● **WHAT IS BEING ASKED**
Extract, from the listing that follows, each line containing the word "water".

++++++++++

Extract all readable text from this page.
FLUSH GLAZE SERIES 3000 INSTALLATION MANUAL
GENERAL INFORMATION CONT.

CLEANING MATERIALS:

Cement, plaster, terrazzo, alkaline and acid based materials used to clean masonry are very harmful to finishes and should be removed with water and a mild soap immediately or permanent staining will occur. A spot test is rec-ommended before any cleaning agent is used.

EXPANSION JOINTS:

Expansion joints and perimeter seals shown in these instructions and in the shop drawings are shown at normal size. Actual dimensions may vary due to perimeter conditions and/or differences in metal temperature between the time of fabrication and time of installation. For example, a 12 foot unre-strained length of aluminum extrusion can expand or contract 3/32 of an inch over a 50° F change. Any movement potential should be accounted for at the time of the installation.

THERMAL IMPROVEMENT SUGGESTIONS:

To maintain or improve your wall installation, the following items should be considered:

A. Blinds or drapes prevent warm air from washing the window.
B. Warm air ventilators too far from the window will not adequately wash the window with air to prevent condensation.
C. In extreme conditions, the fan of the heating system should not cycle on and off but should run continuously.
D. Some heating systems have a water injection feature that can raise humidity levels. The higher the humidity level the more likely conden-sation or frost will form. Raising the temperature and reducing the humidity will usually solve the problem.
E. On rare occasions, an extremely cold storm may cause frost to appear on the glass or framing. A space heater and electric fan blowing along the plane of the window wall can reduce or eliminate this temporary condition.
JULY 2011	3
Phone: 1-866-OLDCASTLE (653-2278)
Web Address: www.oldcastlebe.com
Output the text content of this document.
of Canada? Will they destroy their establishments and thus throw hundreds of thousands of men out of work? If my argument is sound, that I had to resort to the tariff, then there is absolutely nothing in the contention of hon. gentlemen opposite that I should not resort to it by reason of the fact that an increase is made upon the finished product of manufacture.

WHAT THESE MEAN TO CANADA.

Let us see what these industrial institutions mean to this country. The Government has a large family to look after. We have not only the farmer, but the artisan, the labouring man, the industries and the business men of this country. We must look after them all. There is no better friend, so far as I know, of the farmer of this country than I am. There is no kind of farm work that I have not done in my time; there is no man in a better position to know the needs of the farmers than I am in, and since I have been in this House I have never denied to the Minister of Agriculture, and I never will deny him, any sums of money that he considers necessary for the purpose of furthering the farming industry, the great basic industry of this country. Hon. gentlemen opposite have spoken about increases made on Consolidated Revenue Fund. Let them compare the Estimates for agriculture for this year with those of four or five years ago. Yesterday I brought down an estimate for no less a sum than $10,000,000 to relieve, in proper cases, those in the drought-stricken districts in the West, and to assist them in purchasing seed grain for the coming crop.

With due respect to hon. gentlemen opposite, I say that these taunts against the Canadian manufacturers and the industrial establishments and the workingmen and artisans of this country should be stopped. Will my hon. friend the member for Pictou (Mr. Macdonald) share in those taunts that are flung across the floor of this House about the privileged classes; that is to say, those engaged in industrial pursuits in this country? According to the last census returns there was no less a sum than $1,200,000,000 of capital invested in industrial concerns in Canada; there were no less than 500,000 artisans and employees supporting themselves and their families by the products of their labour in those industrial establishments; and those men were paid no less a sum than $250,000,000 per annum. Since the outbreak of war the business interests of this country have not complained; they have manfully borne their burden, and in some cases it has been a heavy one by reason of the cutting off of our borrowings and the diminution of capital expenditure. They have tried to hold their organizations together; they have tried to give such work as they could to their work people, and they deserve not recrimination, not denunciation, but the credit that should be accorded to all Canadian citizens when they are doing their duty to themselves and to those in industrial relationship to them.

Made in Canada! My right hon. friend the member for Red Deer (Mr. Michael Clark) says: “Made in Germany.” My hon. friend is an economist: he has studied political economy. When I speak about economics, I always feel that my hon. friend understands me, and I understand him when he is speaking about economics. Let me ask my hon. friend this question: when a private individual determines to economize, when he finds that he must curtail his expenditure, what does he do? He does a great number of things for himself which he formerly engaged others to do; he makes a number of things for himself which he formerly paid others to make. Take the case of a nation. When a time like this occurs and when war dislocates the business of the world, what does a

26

++++++++++

● **FINISHED ANSWER**
Cement, plaster, terrazzo, alkaline and acid based materials used to clean masonry are very harmful to finishes and should be removed with water and a mild soap immediately or permanent staining will occur. A spot test is rec-ommended before any cleaning agent is used.
D. Some heating systems have a water injection feature that can raise humidity levels. The higher the humidity level the more likely conden-sation or frost will form. Raising the temperature and reducing the humidity will usually solve the problem.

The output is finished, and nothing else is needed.